Your task is to transcribe the records exactly, skipping every image.

Extracts from a graphics dataset:
* BEGIN *
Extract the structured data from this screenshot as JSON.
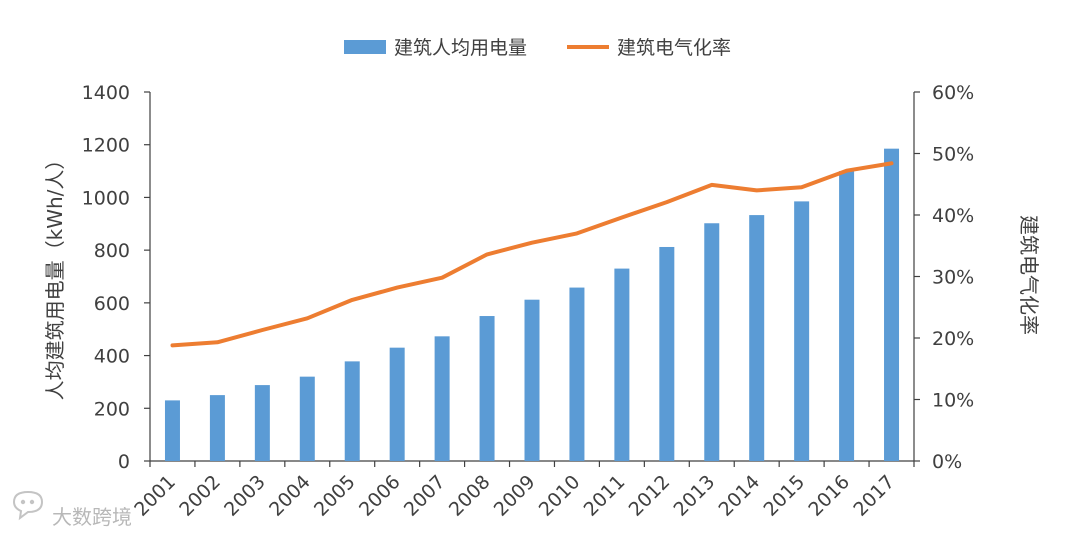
{
  "colors": {
    "bar": "#5B9BD5",
    "line": "#ED7D31",
    "axis": "#404040",
    "watermark": "#bdbdbd"
  },
  "watermark": {
    "text": "大数跨境",
    "icon": "chat-bubble-logo-icon"
  },
  "chart_data": {
    "type": "bar+line",
    "title": "",
    "categories": [
      "2001",
      "2002",
      "2003",
      "2004",
      "2005",
      "2006",
      "2007",
      "2008",
      "2009",
      "2010",
      "2011",
      "2012",
      "2013",
      "2014",
      "2015",
      "2016",
      "2017"
    ],
    "series": [
      {
        "name": "建筑人均用电量",
        "type": "bar",
        "axis": "left",
        "values": [
          230,
          250,
          288,
          320,
          378,
          430,
          473,
          550,
          612,
          658,
          730,
          812,
          902,
          933,
          985,
          1100,
          1185
        ]
      },
      {
        "name": "建筑电气化率",
        "type": "line",
        "axis": "right",
        "values": [
          0.188,
          0.193,
          0.213,
          0.232,
          0.262,
          0.282,
          0.298,
          0.336,
          0.355,
          0.37,
          0.396,
          0.421,
          0.449,
          0.44,
          0.445,
          0.472,
          0.484
        ]
      }
    ],
    "ylabel": "人均建筑用电量（kWh/人）",
    "ylabel_right": "建筑电气化率",
    "ylim": [
      0,
      1400
    ],
    "yticks": [
      0,
      200,
      400,
      600,
      800,
      1000,
      1200,
      1400
    ],
    "ylim_right": [
      0,
      0.6
    ],
    "yticks_right": [
      "0%",
      "10%",
      "20%",
      "30%",
      "40%",
      "50%",
      "60%"
    ],
    "legend": [
      "建筑人均用电量",
      "建筑电气化率"
    ],
    "legend_position": "top-center",
    "grid": false
  }
}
* END *
- _TASK RESPONSE_:
Extract the structured data from this screenshot as JSON.
{
  "colors": {
    "bar": "#5B9BD5",
    "line": "#ED7D31",
    "axis": "#404040",
    "watermark": "#bdbdbd"
  },
  "watermark": {
    "text": "大数跨境",
    "icon": "chat-bubble-logo-icon"
  },
  "chart_data": {
    "type": "bar+line",
    "title": "",
    "categories": [
      "2001",
      "2002",
      "2003",
      "2004",
      "2005",
      "2006",
      "2007",
      "2008",
      "2009",
      "2010",
      "2011",
      "2012",
      "2013",
      "2014",
      "2015",
      "2016",
      "2017"
    ],
    "series": [
      {
        "name": "建筑人均用电量",
        "type": "bar",
        "axis": "left",
        "values": [
          230,
          250,
          288,
          320,
          378,
          430,
          473,
          550,
          612,
          658,
          730,
          812,
          902,
          933,
          985,
          1100,
          1185
        ]
      },
      {
        "name": "建筑电气化率",
        "type": "line",
        "axis": "right",
        "values": [
          0.188,
          0.193,
          0.213,
          0.232,
          0.262,
          0.282,
          0.298,
          0.336,
          0.355,
          0.37,
          0.396,
          0.421,
          0.449,
          0.44,
          0.445,
          0.472,
          0.484
        ]
      }
    ],
    "ylabel": "人均建筑用电量（kWh/人）",
    "ylabel_right": "建筑电气化率",
    "ylim": [
      0,
      1400
    ],
    "yticks": [
      0,
      200,
      400,
      600,
      800,
      1000,
      1200,
      1400
    ],
    "ylim_right": [
      0,
      0.6
    ],
    "yticks_right": [
      "0%",
      "10%",
      "20%",
      "30%",
      "40%",
      "50%",
      "60%"
    ],
    "legend": [
      "建筑人均用电量",
      "建筑电气化率"
    ],
    "legend_position": "top-center",
    "grid": false
  }
}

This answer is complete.